• [Requirements]
Pictures stay out of your copy, but everything else in the records below must be repeated exactly.

::::

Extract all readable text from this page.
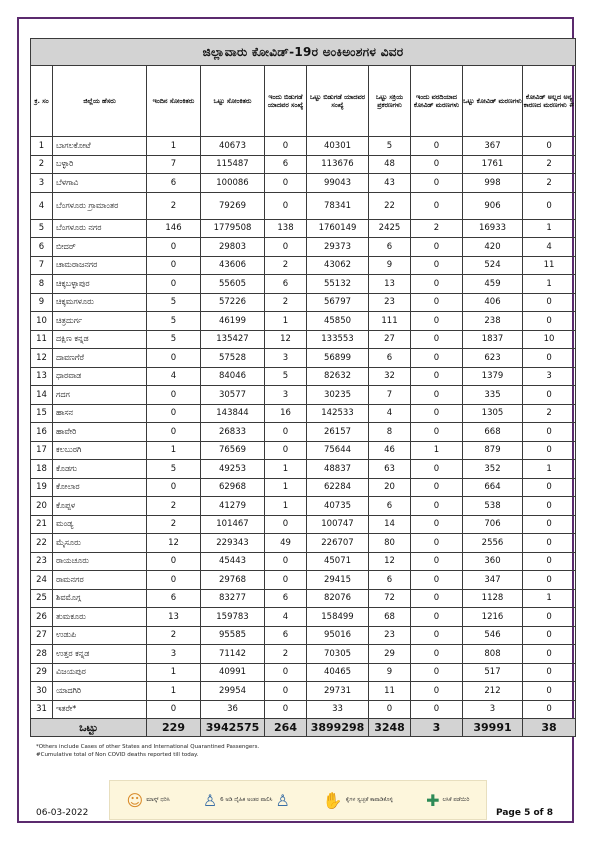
ಜಿಲ್ಲಾವಾರು ಕೋವಿಡ್-19ರ ಅಂಕಿಅಂಶಗಳ ವಿವರ									
ಕ್ರ. ಸಂ	ಜಿಲ್ಲೆಯ ಹೆಸರು	ಇಂದಿನ ಸೋಂಕಿತರು	ಒಟ್ಟು ಸೋಂಕಿತರು	ಇಂದು ಬಿಡುಗಡೆ ಯಾದವರ ಸಂಖ್ಯೆ	ಒಟ್ಟು ಬಿಡುಗಡೆ ಯಾದವರ ಸಂಖ್ಯೆ	ಒಟ್ಟು ಸಕ್ರಿಯ ಪ್ರಕರಣಗಳು	ಇಂದು ವರದಿಯಾದ ಕೋವಿಡ್ ಮರಣಗಳು	ಒಟ್ಟು ಕೋವಿಡ್ ಮರಣಗಳು	ಕೋವಿಡ್ ಅಲ್ಲದ ಅನ್ಯ ಕಾರಣದ ಮರಣಗಳು #
1	ಬಾಗಲಕೋಟೆ	1	40673	0	40301	5	0	367	0
2	ಬಳ್ಳಾರಿ	7	115487	6	113676	48	0	1761	2
3	ಬೆಳಗಾವಿ	6	100086	0	99043	43	0	998	2
4	ಬೆಂಗಳೂರು ಗ್ರಾಮಾಂತರ	2	79269	0	78341	22	0	906	0
5	ಬೆಂಗಳೂರು ನಗರ	146	1779508	138	1760149	2425	2	16933	1
6	ಬೀದರ್	0	29803	0	29373	6	0	420	4
7	ಚಾಮರಾಜನಗರ	0	43606	2	43062	9	0	524	11
8	ಚಿಕ್ಕಬಳ್ಳಾಪುರ	0	55605	6	55132	13	0	459	1
9	ಚಿಕ್ಕಮಗಳೂರು	5	57226	2	56797	23	0	406	0
10	ಚಿತ್ರದುರ್ಗ	5	46199	1	45850	111	0	238	0
11	ದಕ್ಷಿಣ ಕನ್ನಡ	5	135427	12	133553	27	0	1837	10
12	ದಾವಣಗೆರೆ	0	57528	3	56899	6	0	623	0
13	ಧಾರವಾಡ	4	84046	5	82632	32	0	1379	3
14	ಗದಗ	0	30577	3	30235	7	0	335	0
15	ಹಾಸನ	0	143844	16	142533	4	0	1305	2
16	ಹಾವೇರಿ	0	26833	0	26157	8	0	668	0
17	ಕಲಬುರಗಿ	1	76569	0	75644	46	1	879	0
18	ಕೊಡಗು	5	49253	1	48837	63	0	352	1
19	ಕೋಲಾರ	0	62968	1	62284	20	0	664	0
20	ಕೊಪ್ಪಳ	2	41279	1	40735	6	0	538	0
21	ಮಂಡ್ಯ	2	101467	0	100747	14	0	706	0
22	ಮೈಸೂರು	12	229343	49	226707	80	0	2556	0
23	ರಾಯಚೂರು	0	45443	0	45071	12	0	360	0
24	ರಾಮನಗರ	0	29768	0	29415	6	0	347	0
25	ಶಿವಮೊಗ್ಗ	6	83277	6	82076	72	0	1128	1
26	ತುಮಕೂರು	13	159783	4	158499	68	0	1216	0
27	ಉಡುಪಿ	2	95585	6	95016	23	0	546	0
28	ಉತ್ತರ ಕನ್ನಡ	3	71142	2	70305	29	0	808	0
29	ವಿಜಯಪುರ	1	40991	0	40465	9	0	517	0
30	ಯಾದಗಿರಿ	1	29954	0	29731	11	0	212	0
31	ಇತರೇ*	0	36	0	33	0	0	3	0
ಒಟ್ಟು		229	3942575	264	3899298	3248	3	39991	38
*Others include Cases of other States and International Quarantined Passengers.
#Cumulative total of Non COVID deaths reported till today.
☺ ಮಾಸ್ಕ್ ಧರಿಸಿ ♙ 6 ಅಡಿ ದೈಹಿಕ ಅಂತರ ಪಾಲಿಸಿ ♙ ✋ ಕೈಗಳ ಸ್ವಚ್ಛತೆ ಕಾಪಾಡಿಕೊಳ್ಳಿ ✚ ಲಸಿಕೆ ಪಡೆಯಿರಿ
06-03-2022	Page 5 of 8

::::

• [Exercise answer]
Extract all readable text from this page.
ಜಿಲ್ಲಾವಾರು ಕೋವಿಡ್-19ರ ಅಂಕಿಅಂಶಗಳ ವಿವರ									
ಕ್ರ. ಸಂ	ಜಿಲ್ಲೆಯ ಹೆಸರು	ಇಂದಿನ ಸೋಂಕಿತರು	ಒಟ್ಟು ಸೋಂಕಿತರು	ಇಂದು ಬಿಡುಗಡೆ ಯಾದವರ ಸಂಖ್ಯೆ	ಒಟ್ಟು ಬಿಡುಗಡೆ ಯಾದವರ ಸಂಖ್ಯೆ	ಒಟ್ಟು ಸಕ್ರಿಯ ಪ್ರಕರಣಗಳು	ಇಂದು ವರದಿಯಾದ ಕೋವಿಡ್ ಮರಣಗಳು	ಒಟ್ಟು ಕೋವಿಡ್ ಮರಣಗಳು	ಕೋವಿಡ್ ಅಲ್ಲದ ಅನ್ಯ ಕಾರಣದ ಮರಣಗಳು #
1	ಬಾಗಲಕೋಟೆ	1	40673	0	40301	5	0	367	0
2	ಬಳ್ಳಾರಿ	7	115487	6	113676	48	0	1761	2
3	ಬೆಳಗಾವಿ	6	100086	0	99043	43	0	998	2
4	ಬೆಂಗಳೂರು ಗ್ರಾಮಾಂತರ	2	79269	0	78341	22	0	906	0
5	ಬೆಂಗಳೂರು ನಗರ	146	1779508	138	1760149	2425	2	16933	1
6	ಬೀದರ್	0	29803	0	29373	6	0	420	4
7	ಚಾಮರಾಜನಗರ	0	43606	2	43062	9	0	524	11
8	ಚಿಕ್ಕಬಳ್ಳಾಪುರ	0	55605	6	55132	13	0	459	1
9	ಚಿಕ್ಕಮಗಳೂರು	5	57226	2	56797	23	0	406	0
10	ಚಿತ್ರದುರ್ಗ	5	46199	1	45850	111	0	238	0
11	ದಕ್ಷಿಣ ಕನ್ನಡ	5	135427	12	133553	27	0	1837	10
12	ದಾವಣಗೆರೆ	0	57528	3	56899	6	0	623	0
13	ಧಾರವಾಡ	4	84046	5	82632	32	0	1379	3
14	ಗದಗ	0	30577	3	30235	7	0	335	0
15	ಹಾಸನ	0	143844	16	142533	4	0	1305	2
16	ಹಾವೇರಿ	0	26833	0	26157	8	0	668	0
17	ಕಲಬುರಗಿ	1	76569	0	75644	46	1	879	0
18	ಕೊಡಗು	5	49253	1	48837	63	0	352	1
19	ಕೋಲಾರ	0	62968	1	62284	20	0	664	0
20	ಕೊಪ್ಪಳ	2	41279	1	40735	6	0	538	0
21	ಮಂಡ್ಯ	2	101467	0	100747	14	0	706	0
22	ಮೈಸೂರು	12	229343	49	226707	80	0	2556	0
23	ರಾಯಚೂರು	0	45443	0	45071	12	0	360	0
24	ರಾಮನಗರ	0	29768	0	29415	6	0	347	0
25	ಶಿವಮೊಗ್ಗ	6	83277	6	82076	72	0	1128	1
26	ತುಮಕೂರು	13	159783	4	158499	68	0	1216	0
27	ಉಡುಪಿ	2	95585	6	95016	23	0	546	0
28	ಉತ್ತರ ಕನ್ನಡ	3	71142	2	70305	29	0	808	0
29	ವಿಜಯಪುರ	1	40991	0	40465	9	0	517	0
30	ಯಾದಗಿರಿ	1	29954	0	29731	11	0	212	0
31	ಇತರೇ*	0	36	0	33	0	0	3	0
ಒಟ್ಟು		229	3942575	264	3899298	3248	3	39991	38
*Others include Cases of other States and International Quarantined Passengers.
#Cumulative total of Non COVID deaths reported till today.
☺ ಮಾಸ್ಕ್ ಧರಿಸಿ ♙ 6 ಅಡಿ ದೈಹಿಕ ಅಂತರ ಪಾಲಿಸಿ ♙ ✋ ಕೈಗಳ ಸ್ವಚ್ಛತೆ ಕಾಪಾಡಿಕೊಳ್ಳಿ ✚ ಲಸಿಕೆ ಪಡೆಯಿರಿ
06-03-2022	Page 5 of 8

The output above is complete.